** START **

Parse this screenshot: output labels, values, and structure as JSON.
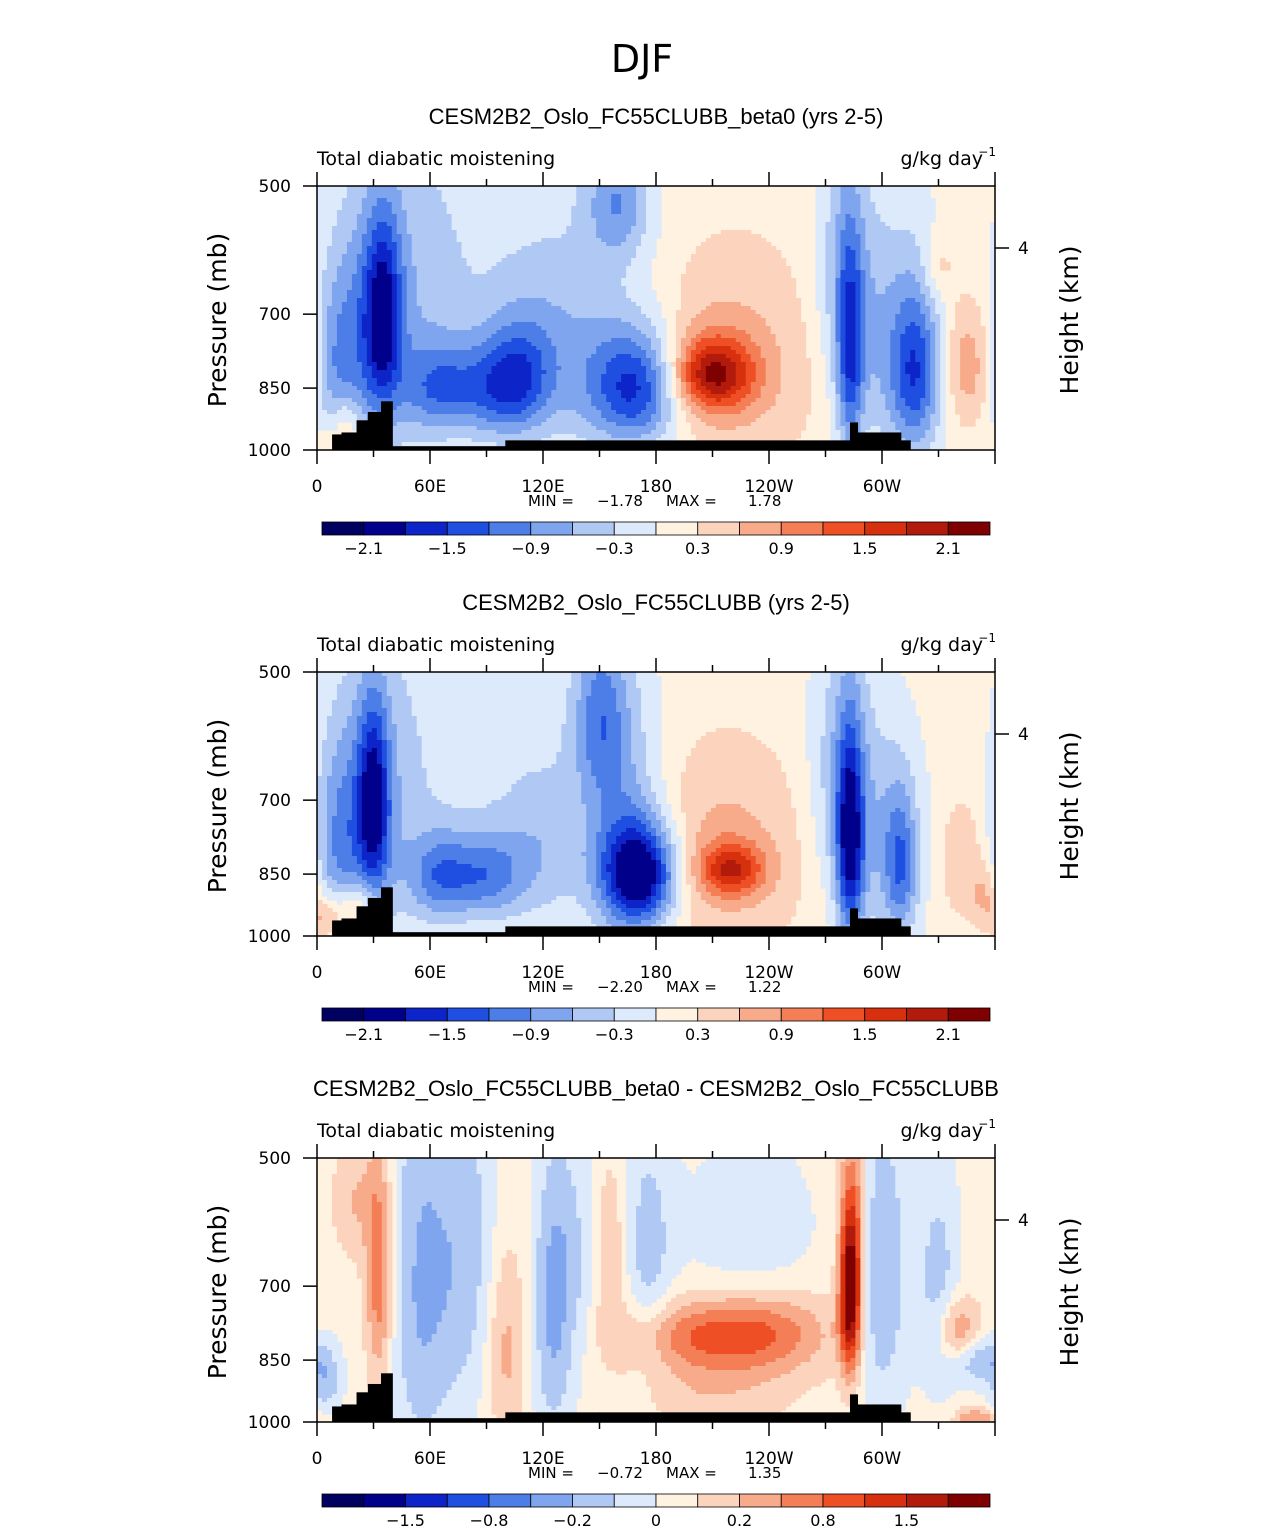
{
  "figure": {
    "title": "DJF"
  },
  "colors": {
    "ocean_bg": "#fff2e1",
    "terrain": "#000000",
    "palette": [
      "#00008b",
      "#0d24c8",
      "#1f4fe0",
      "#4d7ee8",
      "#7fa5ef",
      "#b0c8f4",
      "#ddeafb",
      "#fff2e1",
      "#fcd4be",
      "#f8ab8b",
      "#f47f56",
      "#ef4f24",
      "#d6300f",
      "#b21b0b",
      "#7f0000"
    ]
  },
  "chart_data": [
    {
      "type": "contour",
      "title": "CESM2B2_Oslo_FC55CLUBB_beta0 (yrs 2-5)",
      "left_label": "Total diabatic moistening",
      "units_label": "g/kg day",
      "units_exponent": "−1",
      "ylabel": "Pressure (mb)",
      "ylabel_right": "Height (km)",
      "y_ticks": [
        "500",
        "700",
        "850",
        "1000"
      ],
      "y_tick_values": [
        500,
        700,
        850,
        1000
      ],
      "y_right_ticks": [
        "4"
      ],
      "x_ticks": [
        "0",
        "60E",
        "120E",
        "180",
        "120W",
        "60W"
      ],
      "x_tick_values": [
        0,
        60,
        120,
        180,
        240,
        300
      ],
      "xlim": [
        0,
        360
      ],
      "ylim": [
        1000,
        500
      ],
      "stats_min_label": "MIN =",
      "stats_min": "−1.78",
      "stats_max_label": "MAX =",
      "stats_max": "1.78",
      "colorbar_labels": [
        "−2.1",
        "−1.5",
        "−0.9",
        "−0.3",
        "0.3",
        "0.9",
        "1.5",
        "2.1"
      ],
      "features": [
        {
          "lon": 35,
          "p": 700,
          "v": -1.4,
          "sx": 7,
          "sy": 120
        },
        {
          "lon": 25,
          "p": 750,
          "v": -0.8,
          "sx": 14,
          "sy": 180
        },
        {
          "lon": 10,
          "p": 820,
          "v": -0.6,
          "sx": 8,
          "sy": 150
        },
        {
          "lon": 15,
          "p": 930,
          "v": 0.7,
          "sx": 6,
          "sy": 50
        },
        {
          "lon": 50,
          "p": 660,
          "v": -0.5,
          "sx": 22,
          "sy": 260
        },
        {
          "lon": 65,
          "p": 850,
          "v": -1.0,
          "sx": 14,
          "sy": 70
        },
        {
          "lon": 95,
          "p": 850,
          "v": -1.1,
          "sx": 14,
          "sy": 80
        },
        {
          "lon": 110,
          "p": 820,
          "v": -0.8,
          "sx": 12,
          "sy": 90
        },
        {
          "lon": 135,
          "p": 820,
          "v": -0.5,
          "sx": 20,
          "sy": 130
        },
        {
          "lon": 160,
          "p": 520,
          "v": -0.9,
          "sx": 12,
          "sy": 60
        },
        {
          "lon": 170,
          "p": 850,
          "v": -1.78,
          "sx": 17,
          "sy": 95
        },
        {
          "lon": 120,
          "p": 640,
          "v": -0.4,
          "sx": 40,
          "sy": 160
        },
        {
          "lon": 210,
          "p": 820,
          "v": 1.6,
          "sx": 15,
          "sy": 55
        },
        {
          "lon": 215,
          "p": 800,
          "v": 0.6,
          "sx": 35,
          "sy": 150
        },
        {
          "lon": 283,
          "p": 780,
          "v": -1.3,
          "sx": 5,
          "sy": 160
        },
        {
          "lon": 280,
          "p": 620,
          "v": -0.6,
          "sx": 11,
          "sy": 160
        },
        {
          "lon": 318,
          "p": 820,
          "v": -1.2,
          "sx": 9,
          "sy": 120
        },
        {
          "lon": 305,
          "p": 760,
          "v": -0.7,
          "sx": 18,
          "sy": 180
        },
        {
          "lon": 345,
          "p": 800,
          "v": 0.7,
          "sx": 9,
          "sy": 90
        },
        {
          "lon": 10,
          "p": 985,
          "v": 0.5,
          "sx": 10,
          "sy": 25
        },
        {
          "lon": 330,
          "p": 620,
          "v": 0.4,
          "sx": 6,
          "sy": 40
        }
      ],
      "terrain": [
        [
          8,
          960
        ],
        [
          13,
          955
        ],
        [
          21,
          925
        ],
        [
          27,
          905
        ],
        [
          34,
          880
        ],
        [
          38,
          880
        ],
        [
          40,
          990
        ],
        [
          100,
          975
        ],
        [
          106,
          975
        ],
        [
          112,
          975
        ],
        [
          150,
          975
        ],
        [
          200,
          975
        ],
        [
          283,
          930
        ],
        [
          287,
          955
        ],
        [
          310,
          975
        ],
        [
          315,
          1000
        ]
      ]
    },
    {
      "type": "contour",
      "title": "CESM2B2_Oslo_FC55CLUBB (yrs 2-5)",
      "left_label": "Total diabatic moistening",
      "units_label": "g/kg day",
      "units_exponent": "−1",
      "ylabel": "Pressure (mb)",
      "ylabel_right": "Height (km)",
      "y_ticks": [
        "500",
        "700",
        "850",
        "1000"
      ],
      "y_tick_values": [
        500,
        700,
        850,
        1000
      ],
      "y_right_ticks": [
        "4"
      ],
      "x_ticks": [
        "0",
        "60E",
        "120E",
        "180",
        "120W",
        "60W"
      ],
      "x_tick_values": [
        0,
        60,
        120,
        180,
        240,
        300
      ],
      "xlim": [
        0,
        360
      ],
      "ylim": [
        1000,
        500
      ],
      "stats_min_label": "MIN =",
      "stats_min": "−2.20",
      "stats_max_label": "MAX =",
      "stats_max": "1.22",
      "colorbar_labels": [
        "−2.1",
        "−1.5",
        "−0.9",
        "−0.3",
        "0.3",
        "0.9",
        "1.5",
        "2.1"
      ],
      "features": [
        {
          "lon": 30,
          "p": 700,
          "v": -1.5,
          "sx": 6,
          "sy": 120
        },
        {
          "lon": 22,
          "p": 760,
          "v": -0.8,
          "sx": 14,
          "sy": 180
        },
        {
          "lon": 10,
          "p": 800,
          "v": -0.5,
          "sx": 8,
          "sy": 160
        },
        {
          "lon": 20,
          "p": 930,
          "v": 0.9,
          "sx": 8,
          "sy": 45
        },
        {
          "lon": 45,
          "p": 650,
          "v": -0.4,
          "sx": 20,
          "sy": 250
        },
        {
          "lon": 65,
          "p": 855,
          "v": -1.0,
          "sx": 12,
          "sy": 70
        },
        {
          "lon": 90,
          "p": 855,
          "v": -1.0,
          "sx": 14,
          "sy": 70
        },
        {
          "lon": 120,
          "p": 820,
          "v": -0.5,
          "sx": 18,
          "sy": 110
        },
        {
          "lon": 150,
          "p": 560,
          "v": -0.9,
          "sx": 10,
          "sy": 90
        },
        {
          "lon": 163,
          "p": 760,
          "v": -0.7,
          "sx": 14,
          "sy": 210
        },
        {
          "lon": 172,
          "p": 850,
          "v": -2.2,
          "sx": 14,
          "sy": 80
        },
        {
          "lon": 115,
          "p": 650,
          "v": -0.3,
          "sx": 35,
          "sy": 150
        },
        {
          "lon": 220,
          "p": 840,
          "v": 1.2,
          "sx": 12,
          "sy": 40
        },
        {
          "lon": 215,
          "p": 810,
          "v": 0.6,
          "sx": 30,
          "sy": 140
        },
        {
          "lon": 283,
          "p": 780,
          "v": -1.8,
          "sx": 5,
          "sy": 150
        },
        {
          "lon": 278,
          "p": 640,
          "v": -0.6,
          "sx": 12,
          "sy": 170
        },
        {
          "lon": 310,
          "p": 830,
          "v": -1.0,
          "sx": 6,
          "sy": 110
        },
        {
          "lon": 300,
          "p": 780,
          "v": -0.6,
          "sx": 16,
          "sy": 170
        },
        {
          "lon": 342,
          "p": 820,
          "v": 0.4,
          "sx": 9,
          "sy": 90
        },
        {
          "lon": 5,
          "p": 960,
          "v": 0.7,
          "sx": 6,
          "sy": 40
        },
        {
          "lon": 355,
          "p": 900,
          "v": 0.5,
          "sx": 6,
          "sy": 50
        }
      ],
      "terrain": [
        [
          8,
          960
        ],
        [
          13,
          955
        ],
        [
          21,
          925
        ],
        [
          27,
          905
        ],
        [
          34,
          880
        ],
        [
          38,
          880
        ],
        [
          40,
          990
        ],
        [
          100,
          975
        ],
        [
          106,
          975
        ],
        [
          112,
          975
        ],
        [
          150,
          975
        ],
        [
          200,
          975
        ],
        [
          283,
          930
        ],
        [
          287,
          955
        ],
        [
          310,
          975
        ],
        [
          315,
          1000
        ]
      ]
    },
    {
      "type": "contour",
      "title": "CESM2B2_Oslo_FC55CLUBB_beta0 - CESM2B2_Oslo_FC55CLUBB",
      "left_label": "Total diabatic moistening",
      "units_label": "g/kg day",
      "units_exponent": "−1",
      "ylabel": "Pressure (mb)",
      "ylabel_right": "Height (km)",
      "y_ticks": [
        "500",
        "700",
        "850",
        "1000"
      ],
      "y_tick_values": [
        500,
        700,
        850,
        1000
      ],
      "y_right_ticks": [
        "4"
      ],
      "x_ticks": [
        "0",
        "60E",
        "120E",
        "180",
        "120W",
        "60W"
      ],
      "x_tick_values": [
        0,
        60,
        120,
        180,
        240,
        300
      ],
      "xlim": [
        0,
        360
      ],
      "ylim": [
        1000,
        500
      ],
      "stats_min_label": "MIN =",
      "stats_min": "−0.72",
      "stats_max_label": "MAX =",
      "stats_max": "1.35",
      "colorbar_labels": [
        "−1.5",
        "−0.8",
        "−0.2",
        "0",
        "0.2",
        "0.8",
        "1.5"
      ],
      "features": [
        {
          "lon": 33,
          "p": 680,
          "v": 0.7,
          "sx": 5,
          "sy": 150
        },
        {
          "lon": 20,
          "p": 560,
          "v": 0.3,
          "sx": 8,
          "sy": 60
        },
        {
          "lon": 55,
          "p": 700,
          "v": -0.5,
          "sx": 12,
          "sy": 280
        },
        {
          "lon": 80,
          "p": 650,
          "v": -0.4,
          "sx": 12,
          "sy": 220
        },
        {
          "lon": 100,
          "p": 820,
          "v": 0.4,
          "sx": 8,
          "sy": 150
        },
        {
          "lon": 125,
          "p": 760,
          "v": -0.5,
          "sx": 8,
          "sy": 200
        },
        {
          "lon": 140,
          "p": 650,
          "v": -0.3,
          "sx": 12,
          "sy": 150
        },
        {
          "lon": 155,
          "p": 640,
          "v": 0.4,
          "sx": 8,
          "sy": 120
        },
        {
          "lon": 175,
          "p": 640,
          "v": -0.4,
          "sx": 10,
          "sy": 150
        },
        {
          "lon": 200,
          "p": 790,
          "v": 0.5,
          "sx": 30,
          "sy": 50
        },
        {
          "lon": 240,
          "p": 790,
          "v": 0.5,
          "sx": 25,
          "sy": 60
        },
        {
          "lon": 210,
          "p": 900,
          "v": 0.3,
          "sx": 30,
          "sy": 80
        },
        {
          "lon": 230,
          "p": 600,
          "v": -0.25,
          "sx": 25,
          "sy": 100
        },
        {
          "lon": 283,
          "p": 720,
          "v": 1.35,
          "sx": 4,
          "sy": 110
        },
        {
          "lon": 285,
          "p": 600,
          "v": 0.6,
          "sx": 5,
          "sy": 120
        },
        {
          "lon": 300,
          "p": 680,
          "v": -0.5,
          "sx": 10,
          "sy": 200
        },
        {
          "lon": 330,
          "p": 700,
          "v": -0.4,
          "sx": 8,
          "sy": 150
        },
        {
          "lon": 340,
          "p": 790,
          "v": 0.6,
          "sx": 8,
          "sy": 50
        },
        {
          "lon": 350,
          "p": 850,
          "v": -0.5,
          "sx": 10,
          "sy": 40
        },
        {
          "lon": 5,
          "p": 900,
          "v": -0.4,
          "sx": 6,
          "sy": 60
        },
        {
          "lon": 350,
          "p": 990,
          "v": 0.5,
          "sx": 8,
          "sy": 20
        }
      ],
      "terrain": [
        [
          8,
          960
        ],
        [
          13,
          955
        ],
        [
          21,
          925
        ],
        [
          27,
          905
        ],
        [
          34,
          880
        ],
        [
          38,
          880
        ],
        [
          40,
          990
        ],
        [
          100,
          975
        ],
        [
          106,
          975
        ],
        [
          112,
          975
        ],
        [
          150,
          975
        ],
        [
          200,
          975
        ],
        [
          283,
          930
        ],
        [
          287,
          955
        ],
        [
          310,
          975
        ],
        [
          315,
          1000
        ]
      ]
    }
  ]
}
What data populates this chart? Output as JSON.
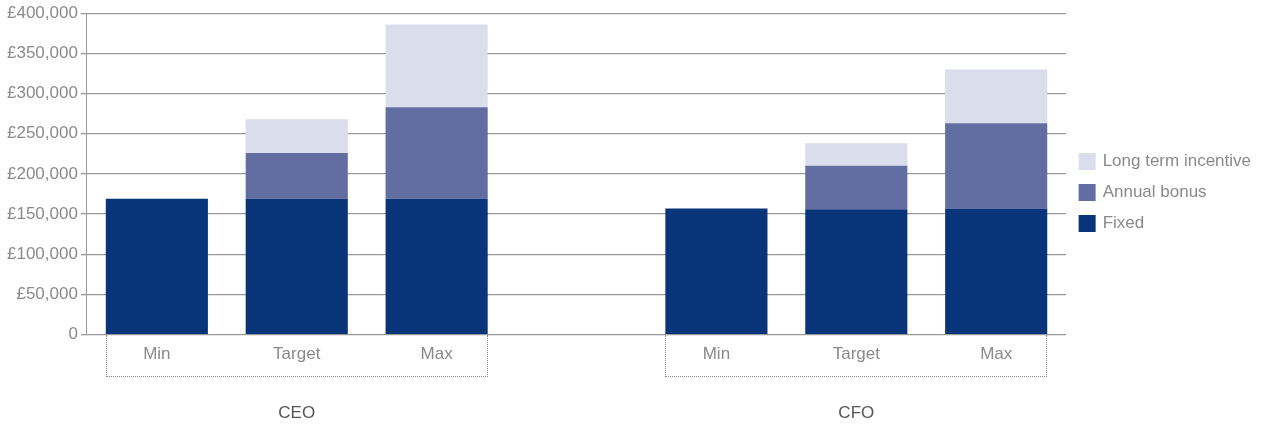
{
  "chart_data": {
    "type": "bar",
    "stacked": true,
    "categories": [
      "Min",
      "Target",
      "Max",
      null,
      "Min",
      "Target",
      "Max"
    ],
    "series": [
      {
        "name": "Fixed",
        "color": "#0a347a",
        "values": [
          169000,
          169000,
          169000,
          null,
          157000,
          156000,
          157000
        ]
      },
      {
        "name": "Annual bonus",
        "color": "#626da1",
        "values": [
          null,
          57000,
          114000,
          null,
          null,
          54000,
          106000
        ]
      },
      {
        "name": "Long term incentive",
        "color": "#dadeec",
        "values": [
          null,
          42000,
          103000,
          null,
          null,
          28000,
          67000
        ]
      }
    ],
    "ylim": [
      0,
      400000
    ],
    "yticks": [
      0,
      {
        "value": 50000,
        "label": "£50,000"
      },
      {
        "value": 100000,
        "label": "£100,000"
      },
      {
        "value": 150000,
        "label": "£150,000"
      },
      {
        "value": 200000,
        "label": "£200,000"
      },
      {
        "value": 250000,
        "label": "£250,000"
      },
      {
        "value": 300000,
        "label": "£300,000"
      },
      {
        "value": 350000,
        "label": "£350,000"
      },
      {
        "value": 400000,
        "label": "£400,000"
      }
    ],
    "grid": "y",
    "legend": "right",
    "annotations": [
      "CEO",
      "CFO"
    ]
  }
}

** END **

Your task is to gather every line with the word "name" and copy it.

        "name": "Fixed",
        "name": "Annual bonus",
        "name": "Long term incentive",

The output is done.